• _Data shown_:
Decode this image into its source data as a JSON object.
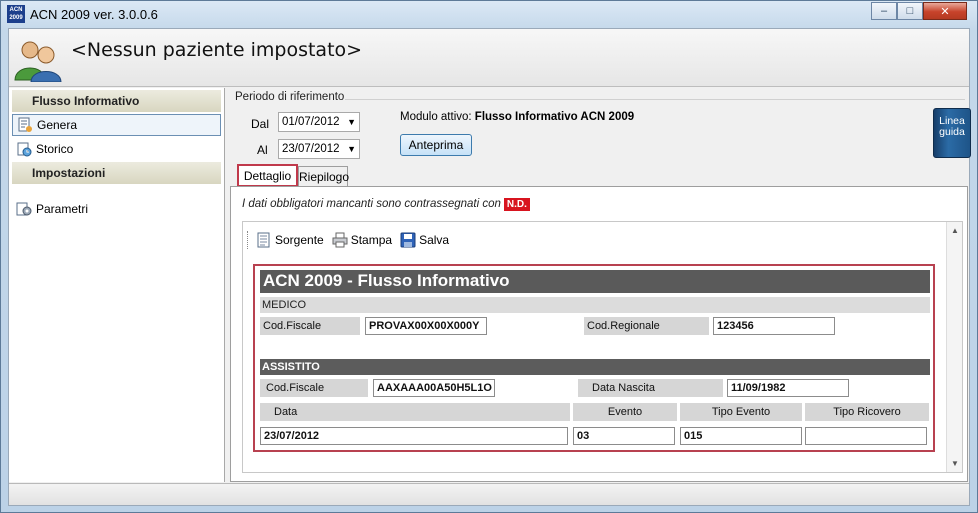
{
  "window": {
    "app_icon_text": "ACN 2009",
    "title": "ACN 2009  ver. 3.0.0.6",
    "buttons": {
      "minimize": "–",
      "maximize": "□",
      "close": "✕"
    }
  },
  "header": {
    "patient_title": "<Nessun paziente impostato>"
  },
  "sidebar": {
    "sections": [
      {
        "label": "Flusso Informativo",
        "items": [
          {
            "label": "Genera",
            "icon": "genera-icon",
            "selected": true
          },
          {
            "label": "Storico",
            "icon": "storico-icon"
          }
        ]
      },
      {
        "label": "Impostazioni",
        "items": [
          {
            "label": "Parametri",
            "icon": "parametri-icon"
          }
        ]
      }
    ]
  },
  "period": {
    "label": "Periodo di riferimento",
    "dal_label": "Dal",
    "dal_value": "01/07/2012",
    "al_label": "Al",
    "al_value": "23/07/2012"
  },
  "module": {
    "prefix": "Modulo attivo: ",
    "name": "Flusso Informativo ACN 2009",
    "preview_button": "Anteprima",
    "guide_label_1": "Linea",
    "guide_label_2": "guida"
  },
  "tabs": [
    {
      "label": "Dettaglio",
      "active": true
    },
    {
      "label": "Riepilogo",
      "active": false
    }
  ],
  "notice": {
    "text": "I dati obbligatori mancanti sono contrassegnati con",
    "badge": "N.D.",
    "badge_color": "#d8141f"
  },
  "toolbar": {
    "sorgente": "Sorgente",
    "stampa": "Stampa",
    "salva": "Salva"
  },
  "report": {
    "title": "ACN 2009 - Flusso Informativo",
    "medico": {
      "section": "MEDICO",
      "cf_label": "Cod.Fiscale",
      "cf_value": "PROVAX00X00X000Y",
      "reg_label": "Cod.Regionale",
      "reg_value": "123456"
    },
    "assistito": {
      "section": "ASSISTITO",
      "cf_label": "Cod.Fiscale",
      "cf_value": "AAXAAA00A50H5L1O",
      "birth_label": "Data Nascita",
      "birth_value": "11/09/1982",
      "columns": [
        "Data",
        "Evento",
        "Tipo Evento",
        "Tipo Ricovero"
      ],
      "row": [
        "23/07/2012",
        "03",
        "015",
        ""
      ]
    }
  },
  "colors": {
    "accent_red": "#c0394b",
    "section_dark": "#5c5c5c"
  }
}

• _Written problem_:
Reproduce every entry exactly, but omit each picture.

• _Exercise response_:
Decode this image into its source data as a JSON object.
{
  "window": {
    "app_icon_text": "ACN 2009",
    "title": "ACN 2009  ver. 3.0.0.6",
    "buttons": {
      "minimize": "–",
      "maximize": "□",
      "close": "✕"
    }
  },
  "header": {
    "patient_title": "<Nessun paziente impostato>"
  },
  "sidebar": {
    "sections": [
      {
        "label": "Flusso Informativo",
        "items": [
          {
            "label": "Genera",
            "icon": "genera-icon",
            "selected": true
          },
          {
            "label": "Storico",
            "icon": "storico-icon"
          }
        ]
      },
      {
        "label": "Impostazioni",
        "items": [
          {
            "label": "Parametri",
            "icon": "parametri-icon"
          }
        ]
      }
    ]
  },
  "period": {
    "label": "Periodo di riferimento",
    "dal_label": "Dal",
    "dal_value": "01/07/2012",
    "al_label": "Al",
    "al_value": "23/07/2012"
  },
  "module": {
    "prefix": "Modulo attivo: ",
    "name": "Flusso Informativo ACN 2009",
    "preview_button": "Anteprima",
    "guide_label_1": "Linea",
    "guide_label_2": "guida"
  },
  "tabs": [
    {
      "label": "Dettaglio",
      "active": true
    },
    {
      "label": "Riepilogo",
      "active": false
    }
  ],
  "notice": {
    "text": "I dati obbligatori mancanti sono contrassegnati con",
    "badge": "N.D.",
    "badge_color": "#d8141f"
  },
  "toolbar": {
    "sorgente": "Sorgente",
    "stampa": "Stampa",
    "salva": "Salva"
  },
  "report": {
    "title": "ACN 2009 - Flusso Informativo",
    "medico": {
      "section": "MEDICO",
      "cf_label": "Cod.Fiscale",
      "cf_value": "PROVAX00X00X000Y",
      "reg_label": "Cod.Regionale",
      "reg_value": "123456"
    },
    "assistito": {
      "section": "ASSISTITO",
      "cf_label": "Cod.Fiscale",
      "cf_value": "AAXAAA00A50H5L1O",
      "birth_label": "Data Nascita",
      "birth_value": "11/09/1982",
      "columns": [
        "Data",
        "Evento",
        "Tipo Evento",
        "Tipo Ricovero"
      ],
      "row": [
        "23/07/2012",
        "03",
        "015",
        ""
      ]
    }
  },
  "colors": {
    "accent_red": "#c0394b",
    "section_dark": "#5c5c5c"
  }
}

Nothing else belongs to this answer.